- _Stated exercise_:
Collect every line in the records below that contains the word "Bangladesh".

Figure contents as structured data
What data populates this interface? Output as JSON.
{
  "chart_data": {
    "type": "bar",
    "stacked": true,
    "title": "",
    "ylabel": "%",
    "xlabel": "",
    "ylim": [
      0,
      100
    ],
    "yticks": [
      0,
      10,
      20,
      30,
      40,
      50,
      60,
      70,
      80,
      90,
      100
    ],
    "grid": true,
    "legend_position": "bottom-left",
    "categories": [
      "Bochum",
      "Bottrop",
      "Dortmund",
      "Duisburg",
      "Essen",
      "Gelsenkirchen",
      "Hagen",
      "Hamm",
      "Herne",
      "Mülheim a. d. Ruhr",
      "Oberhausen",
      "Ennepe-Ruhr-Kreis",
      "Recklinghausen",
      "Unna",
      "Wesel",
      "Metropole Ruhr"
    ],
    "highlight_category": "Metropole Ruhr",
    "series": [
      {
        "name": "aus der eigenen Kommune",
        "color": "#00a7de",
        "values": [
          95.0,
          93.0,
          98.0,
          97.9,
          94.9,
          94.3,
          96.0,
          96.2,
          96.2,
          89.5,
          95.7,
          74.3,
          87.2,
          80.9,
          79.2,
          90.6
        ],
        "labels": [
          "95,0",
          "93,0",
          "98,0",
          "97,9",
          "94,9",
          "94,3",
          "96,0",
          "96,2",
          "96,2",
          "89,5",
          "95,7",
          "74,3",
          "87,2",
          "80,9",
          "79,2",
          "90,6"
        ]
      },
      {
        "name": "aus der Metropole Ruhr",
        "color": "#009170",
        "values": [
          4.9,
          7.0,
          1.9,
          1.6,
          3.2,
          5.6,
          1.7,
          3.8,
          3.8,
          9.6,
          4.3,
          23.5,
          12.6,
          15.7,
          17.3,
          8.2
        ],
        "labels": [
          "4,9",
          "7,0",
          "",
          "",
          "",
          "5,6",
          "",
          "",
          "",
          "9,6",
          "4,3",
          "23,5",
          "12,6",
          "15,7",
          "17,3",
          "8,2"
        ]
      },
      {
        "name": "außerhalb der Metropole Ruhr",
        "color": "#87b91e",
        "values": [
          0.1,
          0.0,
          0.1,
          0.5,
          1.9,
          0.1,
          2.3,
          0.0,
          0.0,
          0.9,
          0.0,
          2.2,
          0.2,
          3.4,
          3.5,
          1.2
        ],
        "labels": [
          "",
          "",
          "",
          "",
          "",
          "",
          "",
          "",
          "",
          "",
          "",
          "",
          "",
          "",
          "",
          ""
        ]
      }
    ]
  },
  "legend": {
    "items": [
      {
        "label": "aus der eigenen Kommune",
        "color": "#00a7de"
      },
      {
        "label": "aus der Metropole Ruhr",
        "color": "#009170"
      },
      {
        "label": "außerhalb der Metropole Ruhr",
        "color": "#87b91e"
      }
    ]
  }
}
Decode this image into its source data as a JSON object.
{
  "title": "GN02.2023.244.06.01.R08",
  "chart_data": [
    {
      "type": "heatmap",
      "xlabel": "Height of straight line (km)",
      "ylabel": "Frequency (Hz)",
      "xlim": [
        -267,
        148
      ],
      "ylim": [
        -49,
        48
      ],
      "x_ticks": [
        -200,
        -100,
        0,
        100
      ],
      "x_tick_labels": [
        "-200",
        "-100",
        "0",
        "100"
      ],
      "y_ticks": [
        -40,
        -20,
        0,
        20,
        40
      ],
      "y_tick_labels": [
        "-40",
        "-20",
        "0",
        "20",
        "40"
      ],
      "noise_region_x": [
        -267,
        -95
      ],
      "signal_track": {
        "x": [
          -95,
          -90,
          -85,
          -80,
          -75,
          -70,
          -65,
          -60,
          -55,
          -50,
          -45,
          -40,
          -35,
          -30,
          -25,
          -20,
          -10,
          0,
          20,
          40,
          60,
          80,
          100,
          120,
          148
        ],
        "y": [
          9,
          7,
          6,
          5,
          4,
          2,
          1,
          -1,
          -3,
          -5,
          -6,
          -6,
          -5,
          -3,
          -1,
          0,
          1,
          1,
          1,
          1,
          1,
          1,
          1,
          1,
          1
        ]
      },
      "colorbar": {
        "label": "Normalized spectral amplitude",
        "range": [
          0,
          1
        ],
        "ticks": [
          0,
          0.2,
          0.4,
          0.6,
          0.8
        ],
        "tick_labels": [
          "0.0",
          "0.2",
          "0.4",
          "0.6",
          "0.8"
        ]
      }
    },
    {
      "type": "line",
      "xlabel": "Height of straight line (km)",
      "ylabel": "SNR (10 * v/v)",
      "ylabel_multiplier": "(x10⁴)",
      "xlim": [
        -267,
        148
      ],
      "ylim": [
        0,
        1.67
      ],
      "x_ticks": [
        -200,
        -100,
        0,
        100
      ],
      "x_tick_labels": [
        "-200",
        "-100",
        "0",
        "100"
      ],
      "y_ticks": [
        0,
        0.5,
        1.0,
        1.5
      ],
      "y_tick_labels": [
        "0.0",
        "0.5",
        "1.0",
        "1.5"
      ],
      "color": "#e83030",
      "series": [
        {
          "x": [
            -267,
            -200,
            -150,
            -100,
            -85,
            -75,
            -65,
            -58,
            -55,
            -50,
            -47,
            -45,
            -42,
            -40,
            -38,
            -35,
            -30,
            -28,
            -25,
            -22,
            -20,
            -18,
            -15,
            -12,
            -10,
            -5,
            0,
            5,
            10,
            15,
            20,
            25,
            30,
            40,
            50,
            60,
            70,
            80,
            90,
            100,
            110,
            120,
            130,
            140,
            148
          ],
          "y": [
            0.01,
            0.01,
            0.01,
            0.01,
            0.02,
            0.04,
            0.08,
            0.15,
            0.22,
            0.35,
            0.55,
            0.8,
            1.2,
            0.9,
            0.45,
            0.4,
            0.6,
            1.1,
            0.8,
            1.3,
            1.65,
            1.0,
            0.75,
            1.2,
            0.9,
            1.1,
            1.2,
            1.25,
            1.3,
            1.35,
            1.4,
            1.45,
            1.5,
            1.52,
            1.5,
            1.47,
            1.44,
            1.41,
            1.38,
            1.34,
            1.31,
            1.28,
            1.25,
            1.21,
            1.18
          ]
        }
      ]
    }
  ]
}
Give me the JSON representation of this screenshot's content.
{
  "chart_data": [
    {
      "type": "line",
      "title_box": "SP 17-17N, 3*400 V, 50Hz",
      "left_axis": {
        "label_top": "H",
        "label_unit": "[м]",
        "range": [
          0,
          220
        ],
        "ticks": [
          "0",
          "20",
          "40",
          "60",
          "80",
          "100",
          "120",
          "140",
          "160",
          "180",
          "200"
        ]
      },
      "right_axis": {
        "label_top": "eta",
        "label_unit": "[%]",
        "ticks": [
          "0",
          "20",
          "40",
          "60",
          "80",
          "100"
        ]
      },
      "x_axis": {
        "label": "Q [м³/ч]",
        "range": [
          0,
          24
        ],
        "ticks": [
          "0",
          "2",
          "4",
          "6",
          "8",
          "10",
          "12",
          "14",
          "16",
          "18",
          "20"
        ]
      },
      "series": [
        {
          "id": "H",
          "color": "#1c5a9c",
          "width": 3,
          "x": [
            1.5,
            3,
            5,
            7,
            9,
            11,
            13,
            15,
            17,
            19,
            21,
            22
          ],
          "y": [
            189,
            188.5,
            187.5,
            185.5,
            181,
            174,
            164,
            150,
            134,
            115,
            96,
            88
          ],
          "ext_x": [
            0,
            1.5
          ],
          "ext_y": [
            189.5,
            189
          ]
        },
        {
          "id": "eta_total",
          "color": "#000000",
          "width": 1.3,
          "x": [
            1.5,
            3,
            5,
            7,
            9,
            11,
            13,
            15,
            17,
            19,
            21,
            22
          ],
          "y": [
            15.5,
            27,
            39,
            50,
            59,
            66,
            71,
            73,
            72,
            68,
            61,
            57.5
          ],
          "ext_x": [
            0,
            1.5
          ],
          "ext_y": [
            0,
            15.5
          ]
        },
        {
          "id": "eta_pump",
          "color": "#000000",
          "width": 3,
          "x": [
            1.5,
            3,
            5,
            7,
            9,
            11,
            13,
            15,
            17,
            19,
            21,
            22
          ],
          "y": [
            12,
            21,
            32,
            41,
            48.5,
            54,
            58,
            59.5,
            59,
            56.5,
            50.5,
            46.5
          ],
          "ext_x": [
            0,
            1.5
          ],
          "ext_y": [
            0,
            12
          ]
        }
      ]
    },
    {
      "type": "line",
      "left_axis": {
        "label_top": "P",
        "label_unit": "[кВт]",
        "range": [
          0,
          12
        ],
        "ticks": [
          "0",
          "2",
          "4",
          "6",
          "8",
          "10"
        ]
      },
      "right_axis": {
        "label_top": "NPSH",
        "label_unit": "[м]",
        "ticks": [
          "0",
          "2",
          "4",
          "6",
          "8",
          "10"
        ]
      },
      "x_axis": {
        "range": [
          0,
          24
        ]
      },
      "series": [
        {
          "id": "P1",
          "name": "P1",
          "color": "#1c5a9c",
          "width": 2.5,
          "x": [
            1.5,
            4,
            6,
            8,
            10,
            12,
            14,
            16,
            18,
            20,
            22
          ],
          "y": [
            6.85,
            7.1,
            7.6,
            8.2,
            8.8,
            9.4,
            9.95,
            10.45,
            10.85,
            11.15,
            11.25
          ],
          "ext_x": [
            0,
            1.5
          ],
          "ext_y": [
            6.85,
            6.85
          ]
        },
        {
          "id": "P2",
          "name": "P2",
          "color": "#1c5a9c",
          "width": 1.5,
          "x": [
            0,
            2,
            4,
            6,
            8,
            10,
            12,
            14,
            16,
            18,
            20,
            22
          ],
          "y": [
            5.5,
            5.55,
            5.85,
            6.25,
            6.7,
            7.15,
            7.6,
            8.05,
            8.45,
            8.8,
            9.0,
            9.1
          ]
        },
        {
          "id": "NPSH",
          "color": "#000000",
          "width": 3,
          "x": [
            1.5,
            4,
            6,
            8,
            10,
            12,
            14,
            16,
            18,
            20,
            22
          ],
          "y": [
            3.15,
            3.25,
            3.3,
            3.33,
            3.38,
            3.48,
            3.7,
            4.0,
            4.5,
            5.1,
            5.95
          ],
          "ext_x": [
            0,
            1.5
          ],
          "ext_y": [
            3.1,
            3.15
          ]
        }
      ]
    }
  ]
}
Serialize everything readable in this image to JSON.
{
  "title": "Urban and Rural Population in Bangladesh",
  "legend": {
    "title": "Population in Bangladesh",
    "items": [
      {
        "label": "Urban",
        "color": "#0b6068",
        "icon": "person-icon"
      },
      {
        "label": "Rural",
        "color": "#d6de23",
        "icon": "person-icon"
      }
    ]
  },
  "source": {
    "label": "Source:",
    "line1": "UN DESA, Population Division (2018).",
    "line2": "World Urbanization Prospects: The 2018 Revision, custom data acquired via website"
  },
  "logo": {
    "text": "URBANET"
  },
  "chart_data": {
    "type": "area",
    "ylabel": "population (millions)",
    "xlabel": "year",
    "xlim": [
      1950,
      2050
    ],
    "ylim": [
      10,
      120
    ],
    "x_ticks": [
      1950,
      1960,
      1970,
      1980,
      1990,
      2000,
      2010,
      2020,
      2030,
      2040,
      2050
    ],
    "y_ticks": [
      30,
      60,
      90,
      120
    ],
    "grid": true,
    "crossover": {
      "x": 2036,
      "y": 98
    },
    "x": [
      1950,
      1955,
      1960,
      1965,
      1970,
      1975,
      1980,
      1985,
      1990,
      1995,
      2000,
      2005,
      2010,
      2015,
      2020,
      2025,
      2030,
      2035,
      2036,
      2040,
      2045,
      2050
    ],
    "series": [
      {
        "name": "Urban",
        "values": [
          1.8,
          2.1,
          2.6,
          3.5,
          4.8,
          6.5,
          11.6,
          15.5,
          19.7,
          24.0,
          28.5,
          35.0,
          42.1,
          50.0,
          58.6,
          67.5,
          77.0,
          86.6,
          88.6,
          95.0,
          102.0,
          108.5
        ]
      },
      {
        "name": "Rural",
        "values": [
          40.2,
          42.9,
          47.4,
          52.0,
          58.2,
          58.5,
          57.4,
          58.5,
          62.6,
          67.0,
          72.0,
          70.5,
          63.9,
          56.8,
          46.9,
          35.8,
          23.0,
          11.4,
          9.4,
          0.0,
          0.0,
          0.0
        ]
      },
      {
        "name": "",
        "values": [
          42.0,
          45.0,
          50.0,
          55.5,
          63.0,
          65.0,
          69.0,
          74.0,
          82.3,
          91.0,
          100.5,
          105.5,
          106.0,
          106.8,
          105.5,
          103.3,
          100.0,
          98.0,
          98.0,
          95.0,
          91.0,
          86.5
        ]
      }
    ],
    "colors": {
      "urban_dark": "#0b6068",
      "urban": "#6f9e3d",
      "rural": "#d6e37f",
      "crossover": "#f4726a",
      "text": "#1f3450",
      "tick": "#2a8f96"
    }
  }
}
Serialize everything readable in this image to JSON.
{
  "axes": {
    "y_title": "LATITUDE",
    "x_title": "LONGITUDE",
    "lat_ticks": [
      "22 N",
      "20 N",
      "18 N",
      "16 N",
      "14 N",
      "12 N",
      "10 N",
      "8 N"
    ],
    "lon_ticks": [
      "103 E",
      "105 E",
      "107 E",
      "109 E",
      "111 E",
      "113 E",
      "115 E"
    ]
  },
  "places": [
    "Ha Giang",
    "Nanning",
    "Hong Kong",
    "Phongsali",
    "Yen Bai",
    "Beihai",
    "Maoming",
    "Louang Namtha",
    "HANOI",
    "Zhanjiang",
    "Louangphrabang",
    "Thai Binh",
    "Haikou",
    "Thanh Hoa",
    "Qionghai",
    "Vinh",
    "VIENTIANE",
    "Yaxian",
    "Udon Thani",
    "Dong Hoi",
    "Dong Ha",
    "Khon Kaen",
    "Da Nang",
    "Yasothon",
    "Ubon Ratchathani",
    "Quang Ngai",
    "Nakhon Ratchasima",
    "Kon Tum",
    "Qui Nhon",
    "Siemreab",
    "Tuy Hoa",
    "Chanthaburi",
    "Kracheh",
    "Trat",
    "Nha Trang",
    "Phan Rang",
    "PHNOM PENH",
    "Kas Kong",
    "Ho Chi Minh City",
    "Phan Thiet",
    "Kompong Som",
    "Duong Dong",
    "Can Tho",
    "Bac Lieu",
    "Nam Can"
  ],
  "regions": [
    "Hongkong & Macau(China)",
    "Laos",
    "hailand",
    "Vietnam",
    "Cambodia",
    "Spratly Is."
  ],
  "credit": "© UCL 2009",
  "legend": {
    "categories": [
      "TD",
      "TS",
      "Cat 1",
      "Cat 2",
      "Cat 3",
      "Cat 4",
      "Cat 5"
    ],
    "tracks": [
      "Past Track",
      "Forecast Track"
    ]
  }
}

- _Solution to this task_:
  "title": "Urban and Rural Population in Bangladesh",
    "title": "Population in Bangladesh",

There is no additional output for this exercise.